* **Exercise task**
The records below are made of lines; count those holding the word "ukupni" and give the number only.

* **Dataset excerpt**
·····

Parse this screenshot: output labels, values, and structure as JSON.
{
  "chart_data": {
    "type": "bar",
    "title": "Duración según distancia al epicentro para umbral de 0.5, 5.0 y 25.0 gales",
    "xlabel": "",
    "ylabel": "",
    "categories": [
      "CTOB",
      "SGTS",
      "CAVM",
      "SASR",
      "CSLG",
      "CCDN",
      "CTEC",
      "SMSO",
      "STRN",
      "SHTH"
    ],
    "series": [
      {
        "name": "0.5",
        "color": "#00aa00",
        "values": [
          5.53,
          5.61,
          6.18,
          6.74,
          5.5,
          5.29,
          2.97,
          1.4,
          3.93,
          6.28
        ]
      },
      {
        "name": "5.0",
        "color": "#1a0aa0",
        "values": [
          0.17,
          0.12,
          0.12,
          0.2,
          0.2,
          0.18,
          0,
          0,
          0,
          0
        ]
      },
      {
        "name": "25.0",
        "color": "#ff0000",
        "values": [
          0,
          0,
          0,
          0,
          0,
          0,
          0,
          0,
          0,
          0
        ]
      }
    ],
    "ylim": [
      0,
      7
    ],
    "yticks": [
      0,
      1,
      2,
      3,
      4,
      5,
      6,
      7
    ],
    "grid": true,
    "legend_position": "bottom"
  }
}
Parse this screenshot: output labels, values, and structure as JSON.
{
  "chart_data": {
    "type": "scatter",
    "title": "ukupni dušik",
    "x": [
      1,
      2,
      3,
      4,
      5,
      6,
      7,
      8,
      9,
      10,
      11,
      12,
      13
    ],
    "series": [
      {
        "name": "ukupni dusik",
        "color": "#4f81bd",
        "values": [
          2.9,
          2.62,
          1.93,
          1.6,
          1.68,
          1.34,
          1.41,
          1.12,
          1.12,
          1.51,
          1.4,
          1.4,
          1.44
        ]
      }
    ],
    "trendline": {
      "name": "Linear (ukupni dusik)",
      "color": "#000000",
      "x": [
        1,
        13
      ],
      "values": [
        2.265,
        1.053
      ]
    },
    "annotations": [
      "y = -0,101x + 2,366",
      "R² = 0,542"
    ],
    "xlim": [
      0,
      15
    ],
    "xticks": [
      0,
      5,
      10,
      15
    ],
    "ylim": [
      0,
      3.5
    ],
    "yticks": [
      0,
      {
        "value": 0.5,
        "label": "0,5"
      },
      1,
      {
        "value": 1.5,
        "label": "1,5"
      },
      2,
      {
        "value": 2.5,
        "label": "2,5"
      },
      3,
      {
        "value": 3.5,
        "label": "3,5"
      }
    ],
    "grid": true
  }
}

·····

* **Task output**
3